YOUR GOAL:
Pull out each line of the records holding the string "text".

******

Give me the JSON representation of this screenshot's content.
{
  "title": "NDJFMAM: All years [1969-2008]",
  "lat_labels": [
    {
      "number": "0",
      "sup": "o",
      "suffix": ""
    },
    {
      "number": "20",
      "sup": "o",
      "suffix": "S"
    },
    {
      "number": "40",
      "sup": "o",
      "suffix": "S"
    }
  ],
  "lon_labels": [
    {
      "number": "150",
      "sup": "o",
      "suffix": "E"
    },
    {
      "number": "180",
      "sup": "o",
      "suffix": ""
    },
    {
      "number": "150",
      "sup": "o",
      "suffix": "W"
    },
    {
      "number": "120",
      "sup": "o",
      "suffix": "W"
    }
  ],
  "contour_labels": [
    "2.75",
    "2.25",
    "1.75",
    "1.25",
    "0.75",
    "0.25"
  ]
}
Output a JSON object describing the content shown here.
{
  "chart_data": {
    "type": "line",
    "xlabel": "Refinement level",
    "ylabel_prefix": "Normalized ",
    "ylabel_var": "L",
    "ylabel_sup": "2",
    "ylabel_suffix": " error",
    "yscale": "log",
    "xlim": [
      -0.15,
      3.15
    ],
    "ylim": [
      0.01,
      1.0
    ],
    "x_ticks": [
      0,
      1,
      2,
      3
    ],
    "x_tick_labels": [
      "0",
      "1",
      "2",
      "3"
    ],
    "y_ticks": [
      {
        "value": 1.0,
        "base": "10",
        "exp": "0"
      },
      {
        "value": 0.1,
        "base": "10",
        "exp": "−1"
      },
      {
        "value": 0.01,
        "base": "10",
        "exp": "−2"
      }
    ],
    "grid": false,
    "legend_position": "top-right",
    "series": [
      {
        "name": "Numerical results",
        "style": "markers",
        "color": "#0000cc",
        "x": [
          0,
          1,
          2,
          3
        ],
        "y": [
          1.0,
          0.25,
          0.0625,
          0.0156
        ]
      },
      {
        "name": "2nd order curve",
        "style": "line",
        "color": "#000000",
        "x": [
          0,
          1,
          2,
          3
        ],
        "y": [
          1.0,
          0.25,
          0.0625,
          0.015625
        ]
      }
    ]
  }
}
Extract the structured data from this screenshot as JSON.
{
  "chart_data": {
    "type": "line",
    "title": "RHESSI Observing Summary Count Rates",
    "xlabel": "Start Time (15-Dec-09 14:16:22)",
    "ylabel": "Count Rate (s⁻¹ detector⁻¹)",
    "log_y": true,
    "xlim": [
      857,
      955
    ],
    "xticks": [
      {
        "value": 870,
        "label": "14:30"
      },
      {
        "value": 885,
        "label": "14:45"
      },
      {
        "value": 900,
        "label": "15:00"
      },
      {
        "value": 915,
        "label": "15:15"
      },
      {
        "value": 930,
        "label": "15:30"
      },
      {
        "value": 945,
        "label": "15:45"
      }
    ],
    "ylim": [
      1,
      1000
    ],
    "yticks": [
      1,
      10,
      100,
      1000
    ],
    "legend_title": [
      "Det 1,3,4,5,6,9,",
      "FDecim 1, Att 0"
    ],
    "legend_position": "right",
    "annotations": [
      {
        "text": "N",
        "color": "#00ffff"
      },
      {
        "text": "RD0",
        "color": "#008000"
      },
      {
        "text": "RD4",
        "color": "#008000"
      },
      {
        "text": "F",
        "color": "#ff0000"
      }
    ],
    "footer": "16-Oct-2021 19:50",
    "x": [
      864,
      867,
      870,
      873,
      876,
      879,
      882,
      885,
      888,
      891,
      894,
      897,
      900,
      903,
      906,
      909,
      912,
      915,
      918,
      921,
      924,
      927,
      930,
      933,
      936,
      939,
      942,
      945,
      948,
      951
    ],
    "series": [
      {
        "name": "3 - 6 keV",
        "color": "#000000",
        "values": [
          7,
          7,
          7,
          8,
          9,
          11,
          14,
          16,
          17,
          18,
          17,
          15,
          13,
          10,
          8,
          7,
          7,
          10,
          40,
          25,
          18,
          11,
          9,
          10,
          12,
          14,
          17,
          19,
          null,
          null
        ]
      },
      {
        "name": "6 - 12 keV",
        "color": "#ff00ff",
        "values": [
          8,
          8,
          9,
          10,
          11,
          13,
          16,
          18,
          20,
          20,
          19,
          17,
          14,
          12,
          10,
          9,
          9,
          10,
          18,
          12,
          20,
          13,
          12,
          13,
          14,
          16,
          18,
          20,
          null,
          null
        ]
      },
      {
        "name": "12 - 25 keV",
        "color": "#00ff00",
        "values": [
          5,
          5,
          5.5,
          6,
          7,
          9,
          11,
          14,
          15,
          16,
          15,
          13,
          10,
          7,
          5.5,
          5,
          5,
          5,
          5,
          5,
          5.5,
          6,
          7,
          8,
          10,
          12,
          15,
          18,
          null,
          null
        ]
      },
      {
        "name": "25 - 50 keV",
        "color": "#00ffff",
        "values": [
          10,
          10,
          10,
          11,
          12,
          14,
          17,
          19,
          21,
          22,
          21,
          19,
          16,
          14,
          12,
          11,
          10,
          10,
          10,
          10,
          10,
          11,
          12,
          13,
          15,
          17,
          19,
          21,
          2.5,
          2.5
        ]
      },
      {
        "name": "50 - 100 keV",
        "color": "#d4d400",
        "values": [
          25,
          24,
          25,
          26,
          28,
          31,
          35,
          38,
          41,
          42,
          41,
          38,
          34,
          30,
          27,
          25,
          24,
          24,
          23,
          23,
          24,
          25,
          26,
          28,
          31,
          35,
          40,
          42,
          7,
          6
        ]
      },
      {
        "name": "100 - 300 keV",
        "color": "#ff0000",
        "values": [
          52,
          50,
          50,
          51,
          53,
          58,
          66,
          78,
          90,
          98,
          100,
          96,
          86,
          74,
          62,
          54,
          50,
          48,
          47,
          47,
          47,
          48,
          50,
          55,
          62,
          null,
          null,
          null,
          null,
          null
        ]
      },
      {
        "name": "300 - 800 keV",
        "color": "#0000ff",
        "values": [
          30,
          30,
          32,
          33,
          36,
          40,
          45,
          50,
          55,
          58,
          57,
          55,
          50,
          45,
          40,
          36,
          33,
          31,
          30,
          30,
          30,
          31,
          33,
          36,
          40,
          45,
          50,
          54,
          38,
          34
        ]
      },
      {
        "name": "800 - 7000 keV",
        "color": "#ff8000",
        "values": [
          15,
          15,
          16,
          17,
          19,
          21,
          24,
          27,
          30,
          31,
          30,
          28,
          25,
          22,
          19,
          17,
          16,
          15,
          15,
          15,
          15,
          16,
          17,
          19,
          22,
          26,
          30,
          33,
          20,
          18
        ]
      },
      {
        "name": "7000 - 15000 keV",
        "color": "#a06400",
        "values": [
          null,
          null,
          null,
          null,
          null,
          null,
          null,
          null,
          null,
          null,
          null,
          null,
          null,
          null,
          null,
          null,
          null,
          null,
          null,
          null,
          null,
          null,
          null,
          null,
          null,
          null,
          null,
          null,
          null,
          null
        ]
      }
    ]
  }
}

******

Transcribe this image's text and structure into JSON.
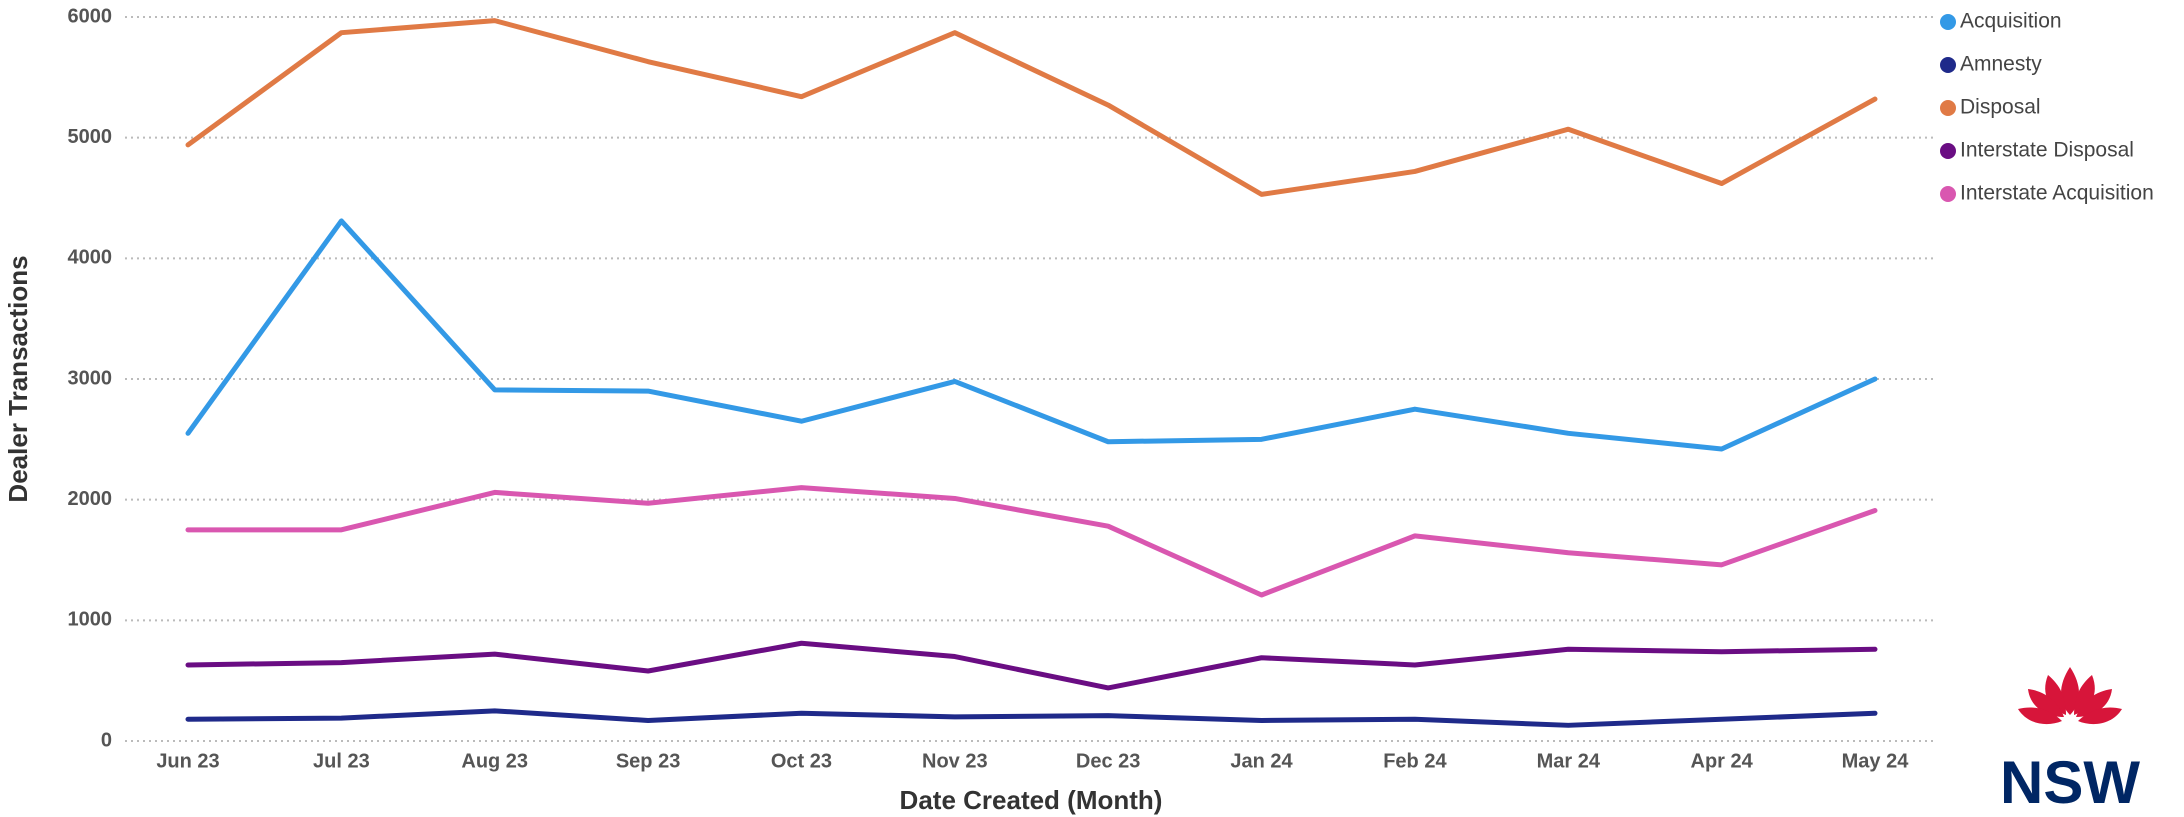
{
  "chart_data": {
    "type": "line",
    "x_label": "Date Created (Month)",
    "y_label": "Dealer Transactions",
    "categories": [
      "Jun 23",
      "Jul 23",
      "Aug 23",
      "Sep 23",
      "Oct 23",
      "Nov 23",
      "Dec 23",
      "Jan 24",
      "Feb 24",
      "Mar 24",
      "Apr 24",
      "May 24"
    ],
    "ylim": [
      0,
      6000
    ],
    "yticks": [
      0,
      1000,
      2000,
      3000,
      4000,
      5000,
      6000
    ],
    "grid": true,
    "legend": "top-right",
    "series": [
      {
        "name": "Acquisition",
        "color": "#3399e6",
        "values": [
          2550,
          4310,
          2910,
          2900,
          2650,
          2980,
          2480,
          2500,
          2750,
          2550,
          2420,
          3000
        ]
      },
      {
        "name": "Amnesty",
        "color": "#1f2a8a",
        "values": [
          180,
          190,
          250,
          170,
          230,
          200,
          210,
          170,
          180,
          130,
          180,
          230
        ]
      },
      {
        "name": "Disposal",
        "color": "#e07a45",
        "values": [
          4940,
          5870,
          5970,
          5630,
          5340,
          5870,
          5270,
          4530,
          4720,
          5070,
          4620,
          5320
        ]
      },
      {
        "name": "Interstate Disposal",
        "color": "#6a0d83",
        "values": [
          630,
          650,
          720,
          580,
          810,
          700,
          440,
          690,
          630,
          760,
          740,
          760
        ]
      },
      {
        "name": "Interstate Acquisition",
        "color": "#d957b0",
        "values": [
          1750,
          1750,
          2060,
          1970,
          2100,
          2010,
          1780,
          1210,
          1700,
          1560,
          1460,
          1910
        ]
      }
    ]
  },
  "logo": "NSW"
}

******

ANSWER FOR THIS EXERCISE:
        "text": "N",
        "text": "RD0",
        "text": "RD4",
        "text": "F",
Transcribe this image's text and structure into JSON.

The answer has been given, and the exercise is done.